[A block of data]
"""
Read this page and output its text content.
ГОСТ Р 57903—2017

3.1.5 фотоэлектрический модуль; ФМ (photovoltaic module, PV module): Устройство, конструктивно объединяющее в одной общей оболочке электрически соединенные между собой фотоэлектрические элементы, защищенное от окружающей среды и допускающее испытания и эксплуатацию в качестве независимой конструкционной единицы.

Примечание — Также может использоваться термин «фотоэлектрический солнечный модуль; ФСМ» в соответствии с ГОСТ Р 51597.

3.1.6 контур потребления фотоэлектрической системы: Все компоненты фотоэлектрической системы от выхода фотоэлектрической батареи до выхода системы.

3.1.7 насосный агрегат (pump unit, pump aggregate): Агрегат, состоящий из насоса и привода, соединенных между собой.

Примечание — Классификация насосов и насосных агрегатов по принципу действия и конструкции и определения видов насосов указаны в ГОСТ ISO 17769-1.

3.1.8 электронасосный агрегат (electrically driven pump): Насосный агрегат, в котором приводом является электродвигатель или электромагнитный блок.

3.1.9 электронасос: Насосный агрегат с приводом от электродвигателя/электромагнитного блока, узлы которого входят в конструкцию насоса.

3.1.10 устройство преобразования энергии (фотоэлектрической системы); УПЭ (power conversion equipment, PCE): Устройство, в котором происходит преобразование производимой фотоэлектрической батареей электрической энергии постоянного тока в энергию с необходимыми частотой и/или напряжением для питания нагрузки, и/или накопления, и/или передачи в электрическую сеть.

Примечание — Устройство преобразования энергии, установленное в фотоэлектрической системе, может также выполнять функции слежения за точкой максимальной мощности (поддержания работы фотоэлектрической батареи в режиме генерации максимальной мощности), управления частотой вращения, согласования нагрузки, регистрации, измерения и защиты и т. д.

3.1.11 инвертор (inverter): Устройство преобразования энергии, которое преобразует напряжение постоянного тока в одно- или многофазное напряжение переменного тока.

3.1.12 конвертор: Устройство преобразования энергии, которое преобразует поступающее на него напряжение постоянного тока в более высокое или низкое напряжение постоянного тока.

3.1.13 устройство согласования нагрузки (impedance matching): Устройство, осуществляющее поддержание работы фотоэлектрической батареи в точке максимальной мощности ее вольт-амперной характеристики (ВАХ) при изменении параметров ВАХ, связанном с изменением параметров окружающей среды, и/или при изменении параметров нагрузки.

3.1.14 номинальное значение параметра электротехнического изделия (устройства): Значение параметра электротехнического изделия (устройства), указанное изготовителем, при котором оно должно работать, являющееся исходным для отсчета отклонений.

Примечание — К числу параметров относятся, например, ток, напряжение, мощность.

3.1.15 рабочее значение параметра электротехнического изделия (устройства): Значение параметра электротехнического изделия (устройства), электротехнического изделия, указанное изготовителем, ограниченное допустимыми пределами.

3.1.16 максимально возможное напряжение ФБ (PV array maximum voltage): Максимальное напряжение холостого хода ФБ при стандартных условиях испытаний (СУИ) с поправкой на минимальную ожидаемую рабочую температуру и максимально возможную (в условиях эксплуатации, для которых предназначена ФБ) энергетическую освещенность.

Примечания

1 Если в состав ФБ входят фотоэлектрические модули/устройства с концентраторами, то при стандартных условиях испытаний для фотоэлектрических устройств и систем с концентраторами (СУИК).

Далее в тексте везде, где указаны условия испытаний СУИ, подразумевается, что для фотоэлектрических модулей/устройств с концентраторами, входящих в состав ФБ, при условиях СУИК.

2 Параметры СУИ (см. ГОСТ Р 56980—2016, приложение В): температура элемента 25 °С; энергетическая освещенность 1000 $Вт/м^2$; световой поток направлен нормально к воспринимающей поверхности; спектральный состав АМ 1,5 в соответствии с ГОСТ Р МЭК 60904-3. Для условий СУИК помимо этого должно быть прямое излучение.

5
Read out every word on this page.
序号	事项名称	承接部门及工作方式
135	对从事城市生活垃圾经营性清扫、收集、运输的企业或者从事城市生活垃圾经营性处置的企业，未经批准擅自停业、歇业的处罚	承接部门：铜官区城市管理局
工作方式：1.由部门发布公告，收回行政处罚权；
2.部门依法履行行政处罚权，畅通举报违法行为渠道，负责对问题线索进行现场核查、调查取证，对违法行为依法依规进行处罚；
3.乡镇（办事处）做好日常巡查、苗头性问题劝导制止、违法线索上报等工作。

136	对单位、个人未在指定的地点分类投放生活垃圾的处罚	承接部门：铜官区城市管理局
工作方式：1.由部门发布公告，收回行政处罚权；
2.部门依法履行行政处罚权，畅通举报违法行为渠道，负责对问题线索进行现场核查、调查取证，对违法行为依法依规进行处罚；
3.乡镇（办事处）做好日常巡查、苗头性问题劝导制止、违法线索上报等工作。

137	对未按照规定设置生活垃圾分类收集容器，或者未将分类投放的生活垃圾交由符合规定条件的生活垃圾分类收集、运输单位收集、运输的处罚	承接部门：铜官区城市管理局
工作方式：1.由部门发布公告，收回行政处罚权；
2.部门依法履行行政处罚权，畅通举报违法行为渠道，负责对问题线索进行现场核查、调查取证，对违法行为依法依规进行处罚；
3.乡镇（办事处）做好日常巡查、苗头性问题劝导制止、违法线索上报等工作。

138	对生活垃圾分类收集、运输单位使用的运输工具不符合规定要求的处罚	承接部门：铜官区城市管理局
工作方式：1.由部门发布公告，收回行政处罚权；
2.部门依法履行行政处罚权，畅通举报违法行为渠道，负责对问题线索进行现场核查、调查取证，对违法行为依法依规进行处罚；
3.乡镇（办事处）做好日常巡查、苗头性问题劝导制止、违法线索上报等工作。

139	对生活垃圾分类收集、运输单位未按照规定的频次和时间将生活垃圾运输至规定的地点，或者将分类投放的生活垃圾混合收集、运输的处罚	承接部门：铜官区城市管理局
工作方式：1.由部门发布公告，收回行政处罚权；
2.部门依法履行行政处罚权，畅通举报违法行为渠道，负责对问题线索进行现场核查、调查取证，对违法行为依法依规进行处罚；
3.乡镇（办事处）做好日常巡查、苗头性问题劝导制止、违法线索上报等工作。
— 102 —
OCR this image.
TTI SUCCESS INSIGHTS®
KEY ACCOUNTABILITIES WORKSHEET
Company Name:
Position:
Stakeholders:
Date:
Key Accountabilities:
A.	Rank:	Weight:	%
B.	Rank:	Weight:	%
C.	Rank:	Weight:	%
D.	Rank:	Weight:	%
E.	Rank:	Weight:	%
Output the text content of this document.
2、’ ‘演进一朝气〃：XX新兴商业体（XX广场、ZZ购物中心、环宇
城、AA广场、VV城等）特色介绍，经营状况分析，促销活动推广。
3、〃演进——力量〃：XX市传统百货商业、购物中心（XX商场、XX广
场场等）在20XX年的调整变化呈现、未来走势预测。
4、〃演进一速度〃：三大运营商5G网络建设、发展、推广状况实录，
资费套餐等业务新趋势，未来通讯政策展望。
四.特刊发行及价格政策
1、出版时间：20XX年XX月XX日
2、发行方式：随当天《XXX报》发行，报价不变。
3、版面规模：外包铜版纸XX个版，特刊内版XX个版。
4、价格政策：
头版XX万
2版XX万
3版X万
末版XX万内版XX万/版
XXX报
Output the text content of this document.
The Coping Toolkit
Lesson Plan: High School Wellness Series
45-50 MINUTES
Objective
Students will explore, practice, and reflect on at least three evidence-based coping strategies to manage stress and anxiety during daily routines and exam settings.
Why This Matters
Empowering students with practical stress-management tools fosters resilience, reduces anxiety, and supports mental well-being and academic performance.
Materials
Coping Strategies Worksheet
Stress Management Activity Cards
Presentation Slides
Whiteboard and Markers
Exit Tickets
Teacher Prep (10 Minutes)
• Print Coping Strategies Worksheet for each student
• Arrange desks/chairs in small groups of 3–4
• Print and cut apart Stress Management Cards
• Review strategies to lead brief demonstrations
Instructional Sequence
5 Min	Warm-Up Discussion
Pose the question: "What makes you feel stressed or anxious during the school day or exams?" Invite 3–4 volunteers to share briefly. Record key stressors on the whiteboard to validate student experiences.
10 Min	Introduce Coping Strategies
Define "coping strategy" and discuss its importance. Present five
"""
AIM OF THE TASK
Scan the material above for the string "СУИК" and return the lines that hold it.

EXERCISE RESPONSE
1 Если в состав ФБ входят фотоэлектрические модули/устройства с концентраторами, то при стандартных условиях испытаний для фотоэлектрических устройств и систем с концентраторами (СУИК).
Далее в тексте везде, где указаны условия испытаний СУИ, подразумевается, что для фотоэлектрических модулей/устройств с концентраторами, входящих в состав ФБ, при условиях СУИК.
2 Параметры СУИ (см. ГОСТ Р 56980—2016, приложение В): температура элемента 25 °С; энергетическая освещенность 1000 $Вт/м^2$; световой поток направлен нормально к воспринимающей поверхности; спектральный состав АМ 1,5 в соответствии с ГОСТ Р МЭК 60904-3. Для условий СУИК помимо этого должно быть прямое излучение.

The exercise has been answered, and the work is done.